Pick every line with "View" from the material below.

--- --- ---

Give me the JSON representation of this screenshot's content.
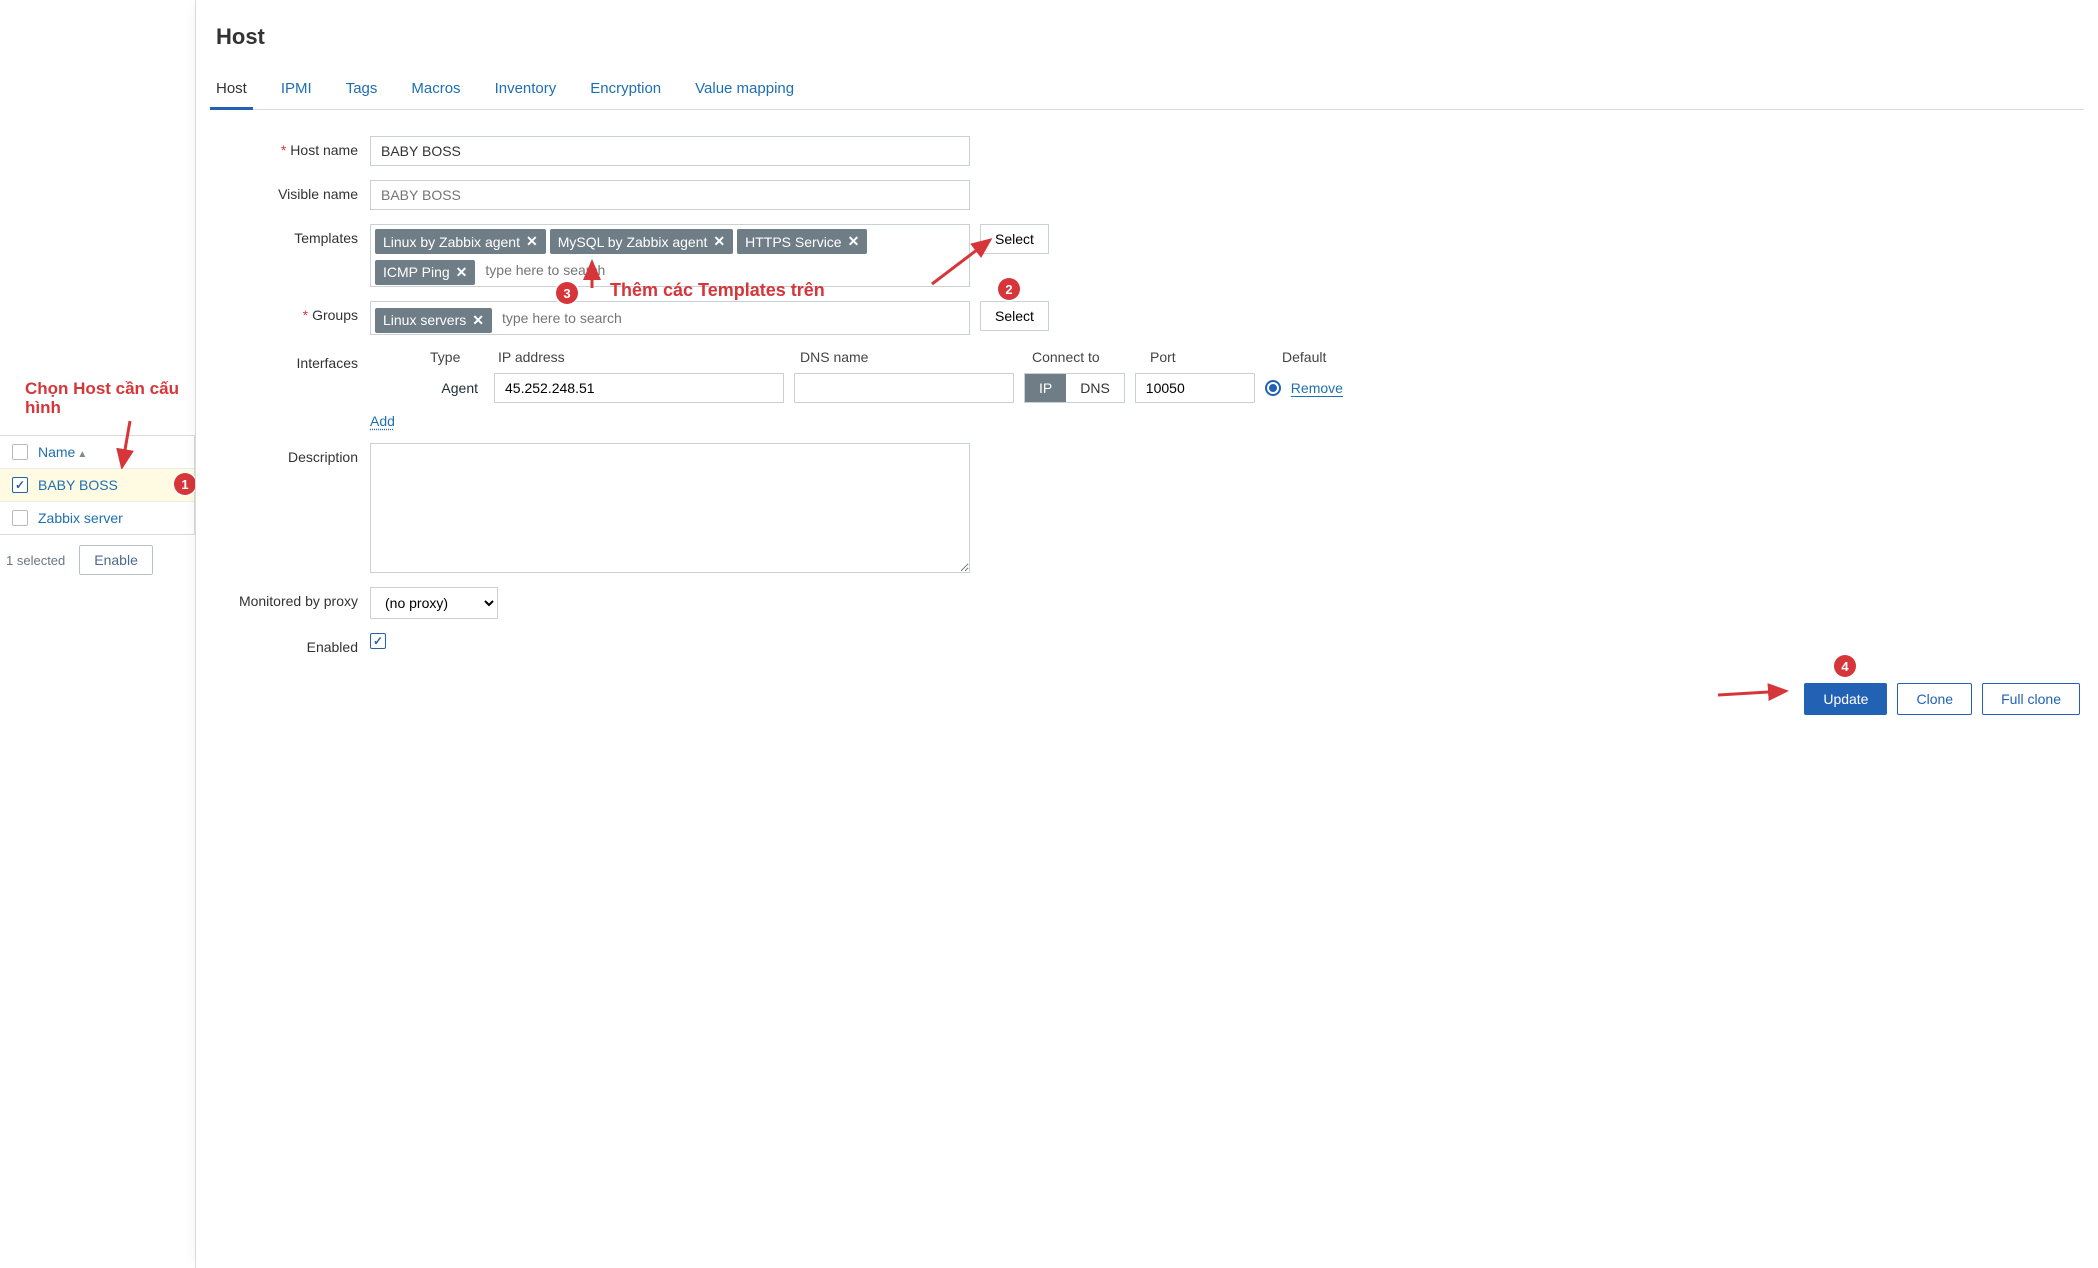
{
  "dialog_title": "Host",
  "tabs": [
    "Host",
    "IPMI",
    "Tags",
    "Macros",
    "Inventory",
    "Encryption",
    "Value mapping"
  ],
  "form": {
    "hostname_label": "Host name",
    "hostname_value": "BABY BOSS",
    "visiblename_label": "Visible name",
    "visiblename_placeholder": "BABY BOSS",
    "templates_label": "Templates",
    "template_tags": [
      "Linux by Zabbix agent",
      "MySQL by Zabbix agent",
      "HTTPS Service",
      "ICMP Ping"
    ],
    "templates_search_placeholder": "type here to search",
    "groups_label": "Groups",
    "group_tags": [
      "Linux servers"
    ],
    "groups_search_placeholder": "type here to search",
    "select_btn": "Select",
    "interfaces_label": "Interfaces",
    "iface_headers": {
      "type": "Type",
      "ip": "IP address",
      "dns": "DNS name",
      "connect": "Connect to",
      "port": "Port",
      "default": "Default"
    },
    "iface_row": {
      "agent": "Agent",
      "ip": "45.252.248.51",
      "dns": "",
      "ip_label": "IP",
      "dns_label": "DNS",
      "port": "10050",
      "remove": "Remove"
    },
    "add_link": "Add",
    "description_label": "Description",
    "proxy_label": "Monitored by proxy",
    "proxy_value": "(no proxy)",
    "enabled_label": "Enabled"
  },
  "sidebar": {
    "name_header": "Name",
    "hosts": [
      {
        "name": "BABY BOSS",
        "selected": true
      },
      {
        "name": "Zabbix server",
        "selected": false
      }
    ],
    "selection_text": "1 selected",
    "enable_btn": "Enable"
  },
  "annotations": {
    "a1": "Chọn Host cần cấu hình",
    "templates_note": "Thêm các Templates trên",
    "n1": "1",
    "n2": "2",
    "n3": "3",
    "n4": "4"
  },
  "footer_buttons": {
    "update": "Update",
    "clone": "Clone",
    "fullclone": "Full clone"
  }
}
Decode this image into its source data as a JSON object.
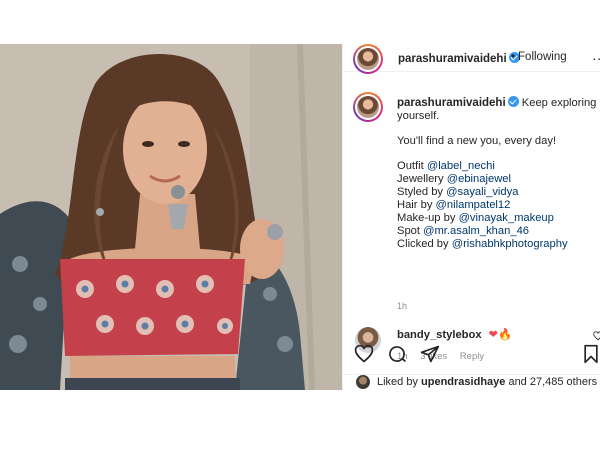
{
  "post": {
    "username": "parashuramivaidehi",
    "follow_state": "Following",
    "more_label": "...",
    "caption_lines": [
      "Keep exploring",
      "yourself.",
      "",
      "You'll find a new you, every day!",
      "",
      "Outfit ",
      "Jewellery ",
      "Styled by ",
      "Hair by ",
      "Make-up by ",
      "Spot ",
      "Clicked by "
    ],
    "credits": [
      {
        "label": "Outfit",
        "handle": "@label_nechi"
      },
      {
        "label": "Jewellery",
        "handle": "@ebinajewel"
      },
      {
        "label": "Styled by",
        "handle": "@sayali_vidya"
      },
      {
        "label": "Hair by",
        "handle": "@nilampatel12"
      },
      {
        "label": "Make-up by",
        "handle": "@vinayak_makeup"
      },
      {
        "label": "Spot",
        "handle": "@mr.asalm_khan_46"
      },
      {
        "label": "Clicked by",
        "handle": "@rishabhkphotography"
      }
    ],
    "caption_intro": "Keep exploring",
    "caption_intro_2": "yourself.",
    "caption_tagline": "You'll find a new you, every day!",
    "time": "1h"
  },
  "comment": {
    "username": "bandy_stylebox",
    "emoji_heart": "❤",
    "emoji_fire": "🔥",
    "time": "1h",
    "likes": "3 likes",
    "reply": "Reply"
  },
  "actions": {
    "icons": [
      "heart-icon",
      "comment-icon",
      "share-icon",
      "bookmark-icon"
    ]
  },
  "likes": {
    "prefix": "Liked by ",
    "user": "upendrasidhaye",
    "suffix": " and 27,485 others"
  },
  "colors": {
    "link": "#00376b",
    "verified": "#3897f0",
    "muted": "#8e8e8e"
  }
}
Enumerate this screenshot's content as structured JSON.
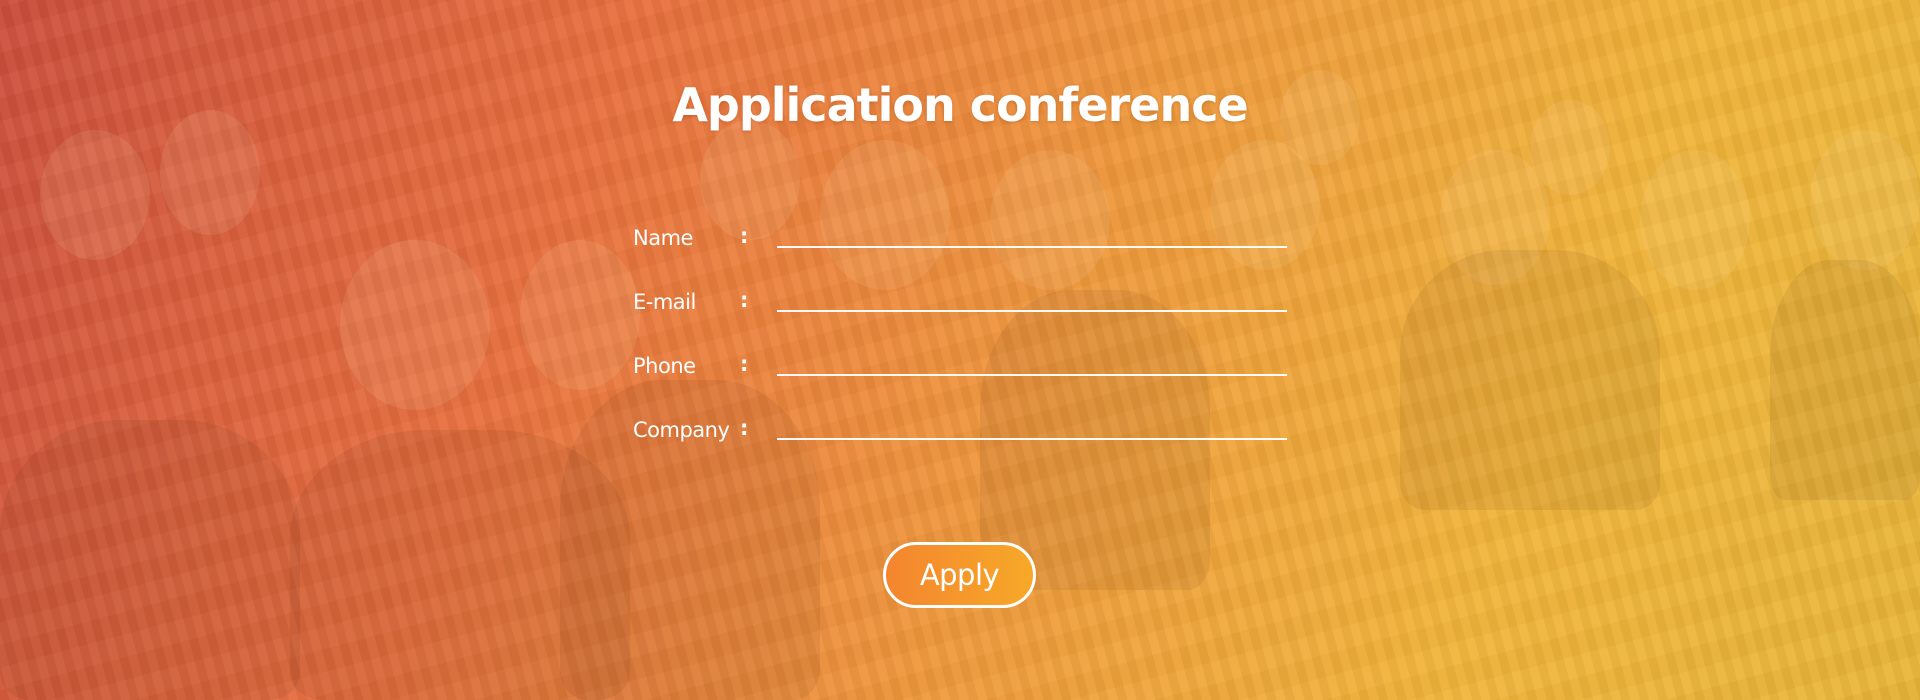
{
  "page": {
    "title": "Application conference"
  },
  "form": {
    "fields": [
      {
        "label": "Name",
        "separator": ":",
        "value": ""
      },
      {
        "label": "E-mail",
        "separator": ":",
        "value": ""
      },
      {
        "label": "Phone",
        "separator": ":",
        "value": ""
      },
      {
        "label": "Company",
        "separator": ":",
        "value": ""
      }
    ],
    "submit_label": "Apply"
  },
  "colors": {
    "gradient_start": "#cc4f3c",
    "gradient_mid": "#f09a3c",
    "gradient_end": "#f2b53a",
    "text": "#ffffff",
    "button_start": "#f4852f",
    "button_end": "#f7a928"
  }
}
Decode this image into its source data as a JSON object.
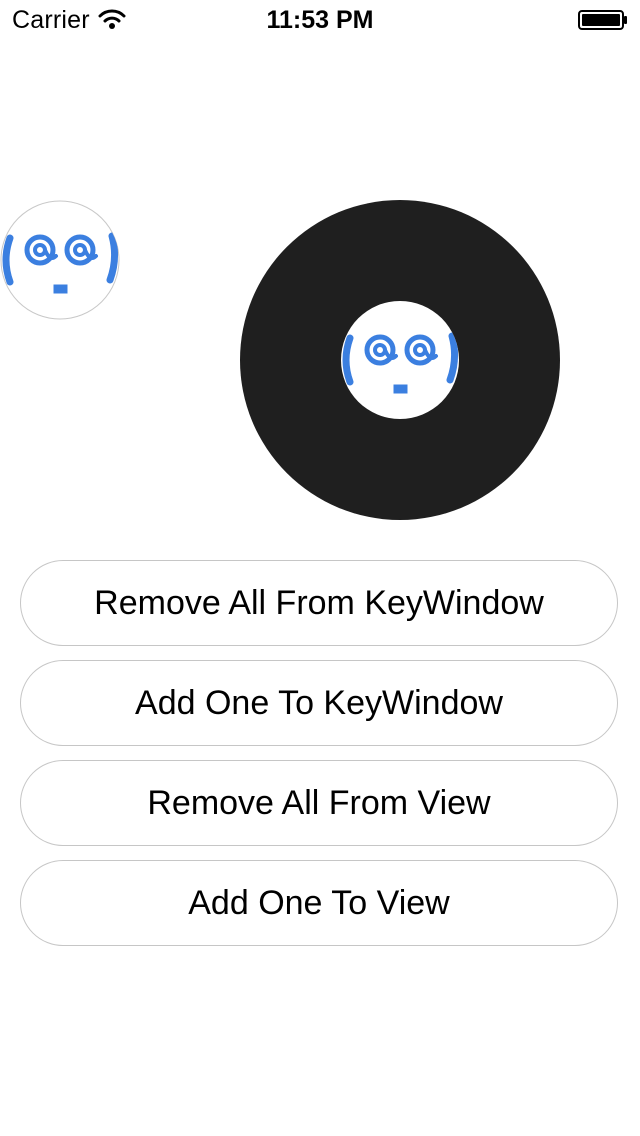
{
  "status_bar": {
    "carrier": "Carrier",
    "time": "11:53 PM",
    "wifi_icon": "wifi-icon",
    "battery_icon": "battery-icon"
  },
  "avatars": {
    "icon": "at-face-avatar-icon",
    "face_text": "(@@)",
    "accent_color": "#3b7fe0",
    "record_color": "#1f1f1f"
  },
  "buttons": [
    {
      "label": "Remove All From KeyWindow"
    },
    {
      "label": "Add One To KeyWindow"
    },
    {
      "label": "Remove All From View"
    },
    {
      "label": "Add One To View"
    }
  ]
}
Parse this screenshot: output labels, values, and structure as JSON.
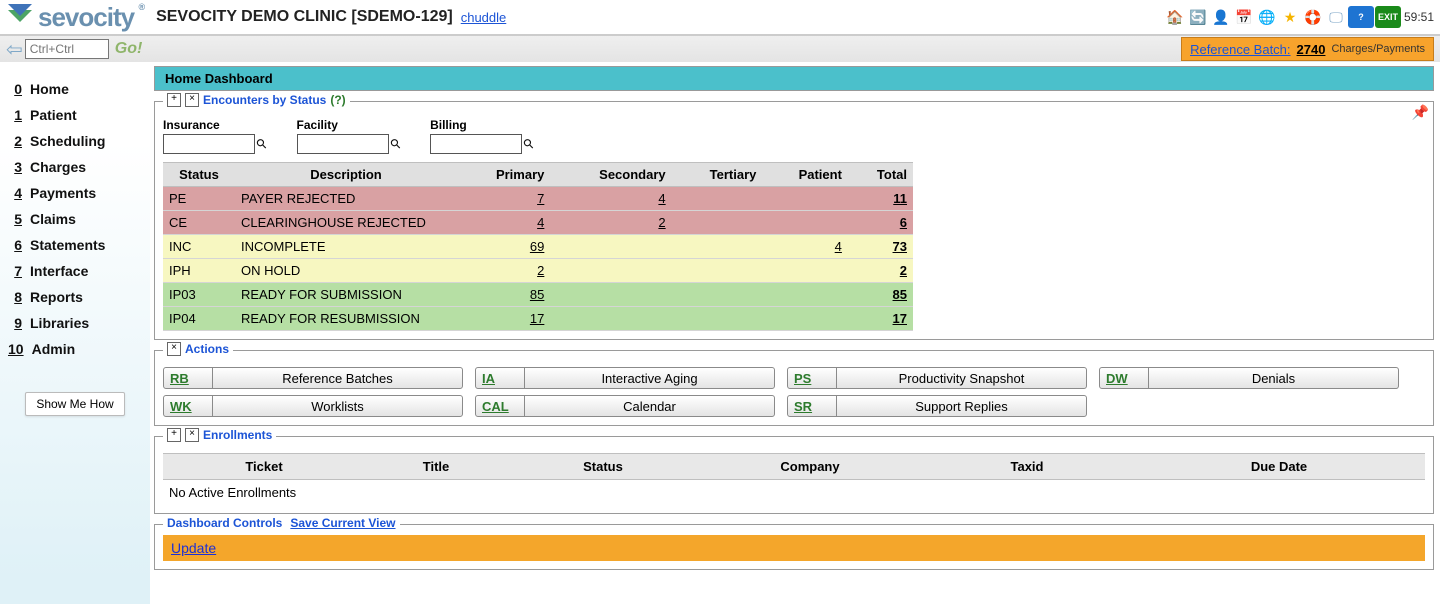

--- --- ---

Final answer.
      "label": "Remove All From View"
      "label": "Add One To View"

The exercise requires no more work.